EXTRACT
MANY of you know what a 26½ hour fast entails and will appreciate how difficult it is to listen to the Rabbi impart his message one hour before the fasting ends. Mouths are dry and tummies are rumbling!
This year I was captivated by what Rabbi Ash of the Beit Emanuel Progressive Synagogue had to say, so much so, that I asked and obtained his permission to share this with you.
His message strongly supports much of what I’ve written about over the past few years, but I could not have expressed it as well or written it better.
The process of ageing is not a subject that addressed itself with the same urgency to us all. We are all at different stages on the highway that leads from birth to death: Whether we are at the beginning, halfway, or nearing the end, we all travel along it, in the same direction, for it is a one- way road. The last stage of the journey concerns us all. Like every other phase of life, it has its peculiar difficulties but also its peculiar advantages and opportunities.
The difficulties are obvious. As we grow old, our physical powers decline: we may become less mobile, our senses may become less acute, our aches and pains more numerous. We may forget much of what we once knew, and find it harder to learn new things. Our circle of friends may grow smaller; our savings may run low; we may have to give up some of our privacy for sheltered housing or nursing care and an increased dependence on others.
These difficulties are formidable, but there are compensating advantages. As we grow older, we are less driven by passions, and by ambition, less likely to behave impulsively. We gain experience and knowledge, and we are better able to tell what matters from what doesn’t matter. We gain, or we should gain, in composure, discretion and judgment. We may even be respected for our wisdom, and our advice may be sought. We also have more leisure to do the things we always wanted to do, to cultivate old interests and to take up new ones; and though we have less to look forward to, we have more to look back on. Faced with this mixture of advantages and disadvantages, people react in very different ways. Some grow old gracefully. They become sweeter, gentler, more tranquil in themselves and more considerate of others. Other people become increasingly irritable, resentful, egocentric, demanding of attention, and tired of living.

RECORDED INFORMATION
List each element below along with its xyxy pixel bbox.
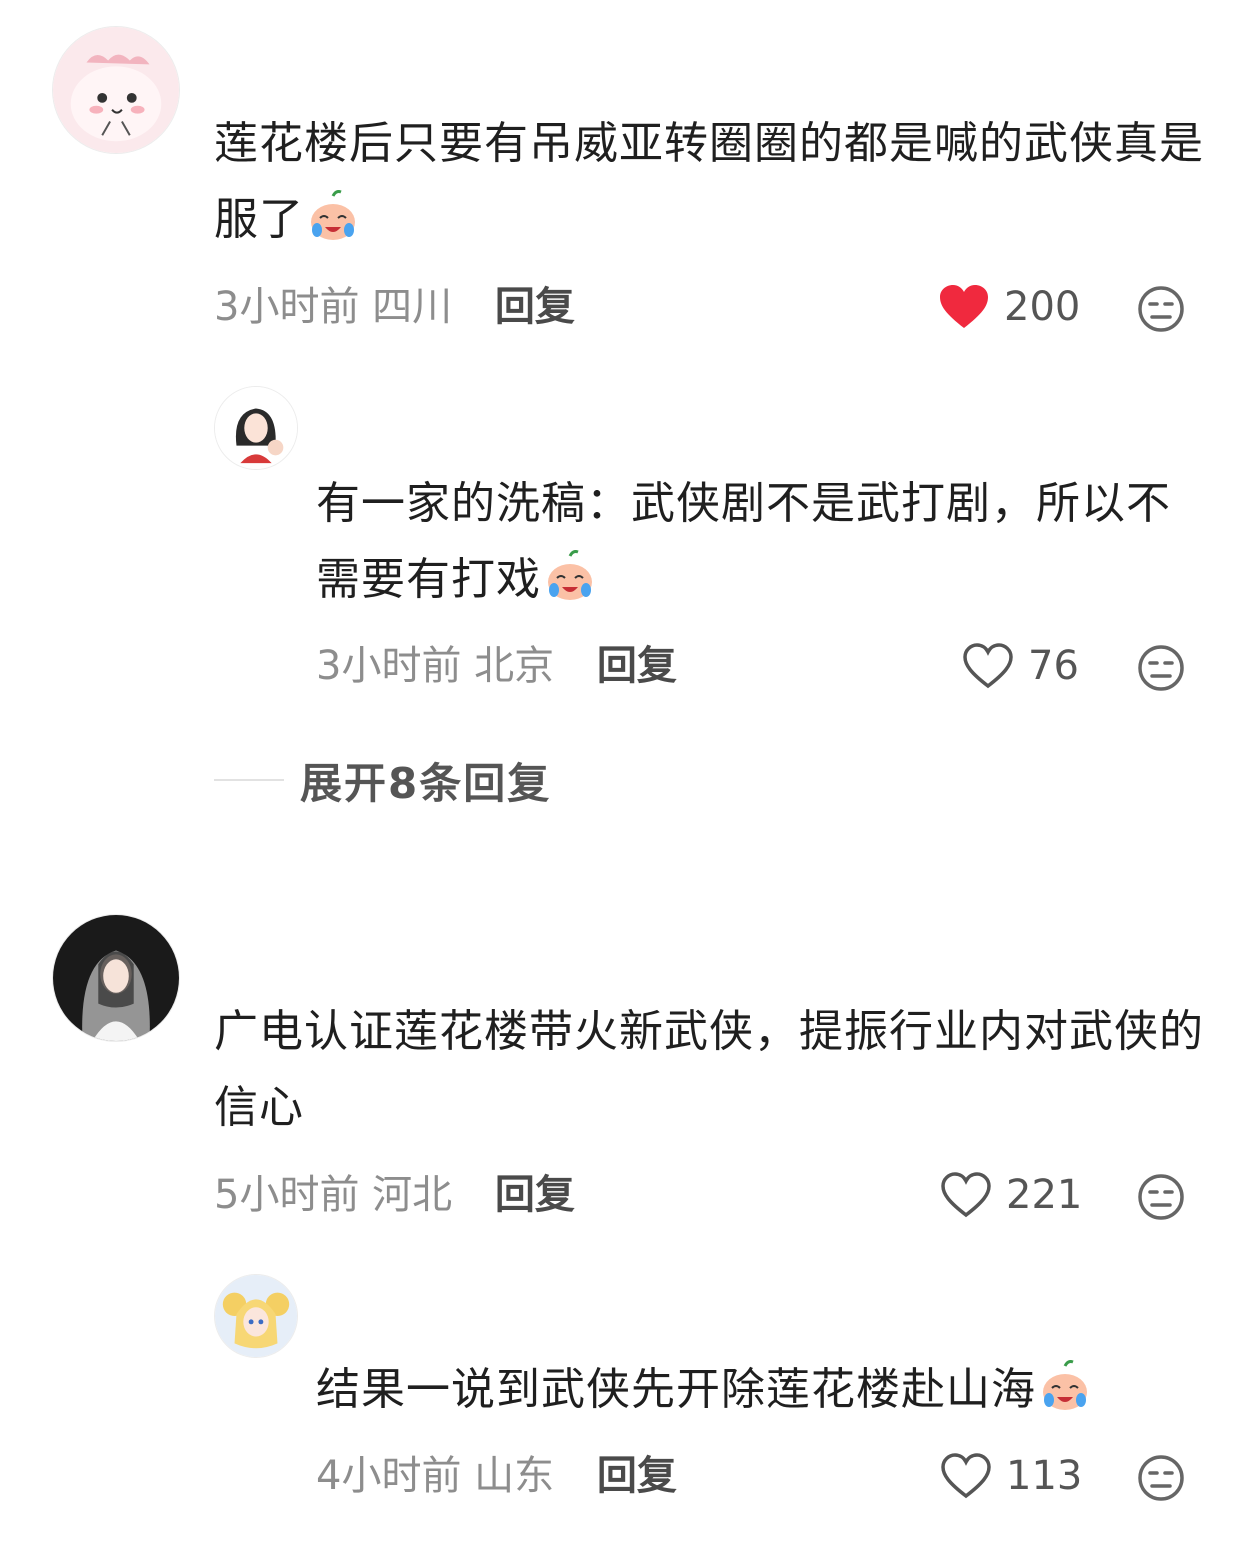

SET PROBLEM
In the text on ageing, which synagogue is Rabbi Ash associated with?

CORRECT RESULT
The Beit Emanuel Progressive Synagogue.